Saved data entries
** start **
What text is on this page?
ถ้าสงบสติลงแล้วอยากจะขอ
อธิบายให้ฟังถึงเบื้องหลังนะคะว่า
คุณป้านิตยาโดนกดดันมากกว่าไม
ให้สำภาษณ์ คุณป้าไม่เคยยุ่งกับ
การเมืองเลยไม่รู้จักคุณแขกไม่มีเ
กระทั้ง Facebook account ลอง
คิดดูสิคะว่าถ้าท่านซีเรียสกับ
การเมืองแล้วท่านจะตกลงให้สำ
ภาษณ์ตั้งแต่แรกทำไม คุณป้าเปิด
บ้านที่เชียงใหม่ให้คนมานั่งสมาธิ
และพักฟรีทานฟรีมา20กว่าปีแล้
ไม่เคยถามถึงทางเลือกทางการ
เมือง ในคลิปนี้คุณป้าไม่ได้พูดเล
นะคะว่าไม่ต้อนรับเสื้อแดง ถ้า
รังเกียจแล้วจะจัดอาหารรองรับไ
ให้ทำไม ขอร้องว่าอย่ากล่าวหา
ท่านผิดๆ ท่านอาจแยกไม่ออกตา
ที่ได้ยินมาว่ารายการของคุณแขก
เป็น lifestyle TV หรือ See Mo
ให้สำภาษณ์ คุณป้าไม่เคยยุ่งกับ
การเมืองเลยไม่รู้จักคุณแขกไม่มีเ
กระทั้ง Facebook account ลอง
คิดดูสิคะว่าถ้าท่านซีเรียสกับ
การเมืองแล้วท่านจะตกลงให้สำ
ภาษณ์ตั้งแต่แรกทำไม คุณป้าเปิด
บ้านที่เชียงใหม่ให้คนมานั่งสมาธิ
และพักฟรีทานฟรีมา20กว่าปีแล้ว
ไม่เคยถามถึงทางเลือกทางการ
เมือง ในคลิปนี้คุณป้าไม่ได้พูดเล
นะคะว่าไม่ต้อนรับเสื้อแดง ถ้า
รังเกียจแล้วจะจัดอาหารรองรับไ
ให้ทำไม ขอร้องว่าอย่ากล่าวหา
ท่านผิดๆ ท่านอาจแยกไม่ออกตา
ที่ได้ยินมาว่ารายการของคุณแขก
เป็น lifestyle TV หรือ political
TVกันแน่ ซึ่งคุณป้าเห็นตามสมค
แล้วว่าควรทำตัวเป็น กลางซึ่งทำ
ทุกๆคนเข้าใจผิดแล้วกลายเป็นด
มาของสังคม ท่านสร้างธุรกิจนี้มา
** end **
- [Problem statement]: Copy each line of the data exactly, leaving nothing out.

- [Solution for this problem]:
What text is on this page?
ถ้าสงบสติลงแล้วอยากจะขอ
อธิบายให้ฟังถึงเบื้องหลังนะคะว่า
คุณป้านิตยาโดนกดดันมากกว่าไม
ให้สำภาษณ์ คุณป้าไม่เคยยุ่งกับ
การเมืองเลยไม่รู้จักคุณแขกไม่มีเ
กระทั้ง Facebook account ลอง
คิดดูสิคะว่าถ้าท่านซีเรียสกับ
การเมืองแล้วท่านจะตกลงให้สำ
ภาษณ์ตั้งแต่แรกทำไม คุณป้าเปิด
บ้านที่เชียงใหม่ให้คนมานั่งสมาธิ
และพักฟรีทานฟรีมา20กว่าปีแล้
ไม่เคยถามถึงทางเลือกทางการ
เมือง ในคลิปนี้คุณป้าไม่ได้พูดเล
นะคะว่าไม่ต้อนรับเสื้อแดง ถ้า
รังเกียจแล้วจะจัดอาหารรองรับไ
ให้ทำไม ขอร้องว่าอย่ากล่าวหา
ท่านผิดๆ ท่านอาจแยกไม่ออกตา
ที่ได้ยินมาว่ารายการของคุณแขก
เป็น lifestyle TV หรือ See Mo
ให้สำภาษณ์ คุณป้าไม่เคยยุ่งกับ
การเมืองเลยไม่รู้จักคุณแขกไม่มีเ
กระทั้ง Facebook account ลอง
คิดดูสิคะว่าถ้าท่านซีเรียสกับ
การเมืองแล้วท่านจะตกลงให้สำ
ภาษณ์ตั้งแต่แรกทำไม คุณป้าเปิด
บ้านที่เชียงใหม่ให้คนมานั่งสมาธิ
และพักฟรีทานฟรีมา20กว่าปีแล้ว
ไม่เคยถามถึงทางเลือกทางการ
เมือง ในคลิปนี้คุณป้าไม่ได้พูดเล
นะคะว่าไม่ต้อนรับเสื้อแดง ถ้า
รังเกียจแล้วจะจัดอาหารรองรับไ
ให้ทำไม ขอร้องว่าอย่ากล่าวหา
ท่านผิดๆ ท่านอาจแยกไม่ออกตา
ที่ได้ยินมาว่ารายการของคุณแขก
เป็น lifestyle TV หรือ political
TVกันแน่ ซึ่งคุณป้าเห็นตามสมค
แล้วว่าควรทำตัวเป็น กลางซึ่งทำ
ทุกๆคนเข้าใจผิดแล้วกลายเป็นด
มาของสังคม ท่านสร้างธุรกิจนี้มา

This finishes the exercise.